═══ SUPPLIED DATA
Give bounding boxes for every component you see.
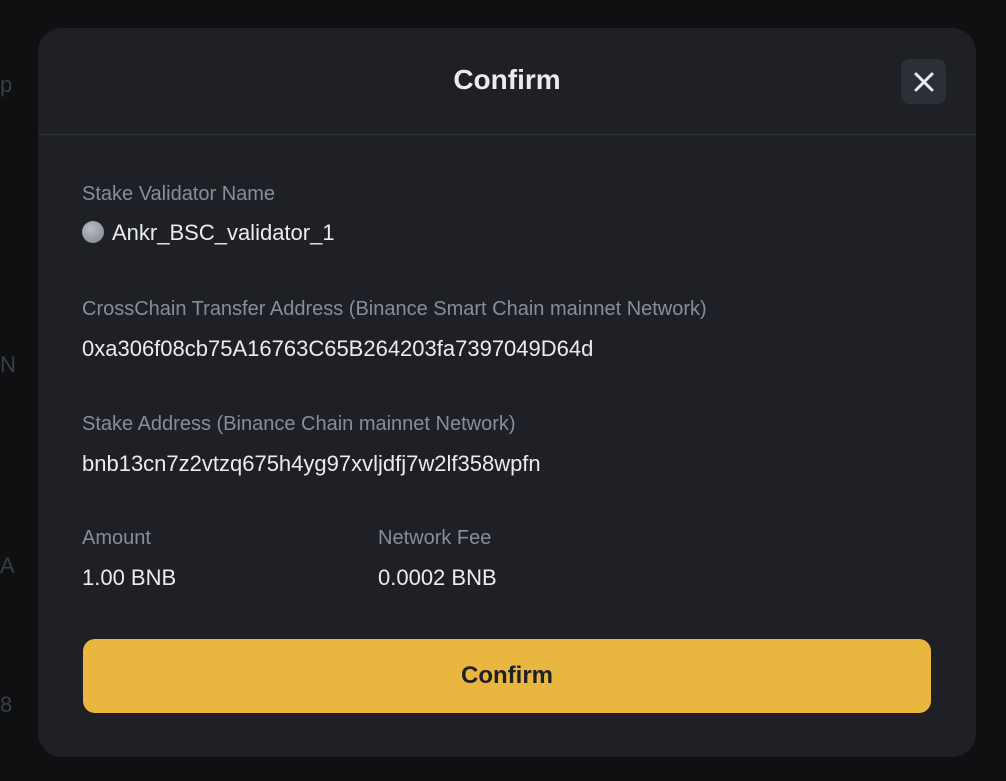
network-fee-label: Network Fee: [378, 527, 492, 549]
stake-address-value: bnb13cn7z2vtzq675h4yg97xvljdfj7w2lf358wp…: [82, 451, 541, 476]
network-fee-value: 0.0002 BNB: [378, 565, 497, 590]
background-fragment: 8: [0, 692, 13, 717]
confirm-button[interactable]: Confirm: [83, 639, 931, 713]
close-button[interactable]: [901, 59, 946, 104]
background-fragment: A: [0, 553, 15, 578]
background-fragment: N: [0, 352, 16, 377]
dialog-header: Confirm: [38, 28, 976, 135]
amount-value: 1.00 BNB: [82, 565, 177, 590]
validator-name-value: Ankr_BSC_validator_1: [82, 220, 335, 246]
validator-name-label: Stake Validator Name: [82, 183, 276, 205]
close-icon: [914, 72, 933, 91]
crosschain-address-label: CrossChain Transfer Address (Binance Sma…: [82, 298, 707, 320]
validator-avatar-icon: [82, 221, 104, 243]
crosschain-address-value: 0xa306f08cb75A16763C65B264203fa7397049D6…: [82, 336, 594, 361]
amount-label: Amount: [82, 527, 151, 549]
stake-address-label: Stake Address (Binance Chain mainnet Net…: [82, 413, 516, 435]
background-fragment: p: [0, 72, 13, 97]
dialog-title: Confirm: [453, 64, 561, 95]
confirm-dialog: Confirm Stake Validator Name Ankr_BSC_va…: [38, 28, 976, 757]
validator-name-text: Ankr_BSC_validator_1: [112, 220, 335, 245]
══════
> [GOAL]: Retype all of the data above line for line, without changing anything, and leave the picture out of your answer.

> [RESULT BELOW]:
Give bounding boxes for every component you see.
network-fee-label: Network Fee: [378, 527, 492, 549]
stake-address-value: bnb13cn7z2vtzq675h4yg97xvljdfj7w2lf358wp…: [82, 451, 541, 476]
network-fee-value: 0.0002 BNB: [378, 565, 497, 590]
background-fragment: 8: [0, 692, 13, 717]
confirm-button[interactable]: Confirm: [83, 639, 931, 713]
close-button[interactable]: [901, 59, 946, 104]
background-fragment: A: [0, 553, 15, 578]
background-fragment: N: [0, 352, 16, 377]
dialog-header: Confirm: [38, 28, 976, 135]
amount-value: 1.00 BNB: [82, 565, 177, 590]
validator-name-value: Ankr_BSC_validator_1: [82, 220, 335, 246]
validator-name-label: Stake Validator Name: [82, 183, 276, 205]
close-icon: [914, 72, 933, 91]
crosschain-address-label: CrossChain Transfer Address (Binance Sma…: [82, 298, 707, 320]
validator-avatar-icon: [82, 221, 104, 243]
crosschain-address-value: 0xa306f08cb75A16763C65B264203fa7397049D6…: [82, 336, 594, 361]
amount-label: Amount: [82, 527, 151, 549]
stake-address-label: Stake Address (Binance Chain mainnet Net…: [82, 413, 516, 435]
background-fragment: p: [0, 72, 13, 97]
dialog-title: Confirm: [453, 64, 561, 95]
confirm-dialog: Confirm Stake Validator Name Ankr_BSC_va…: [38, 28, 976, 757]
validator-name-text: Ankr_BSC_validator_1: [112, 220, 335, 245]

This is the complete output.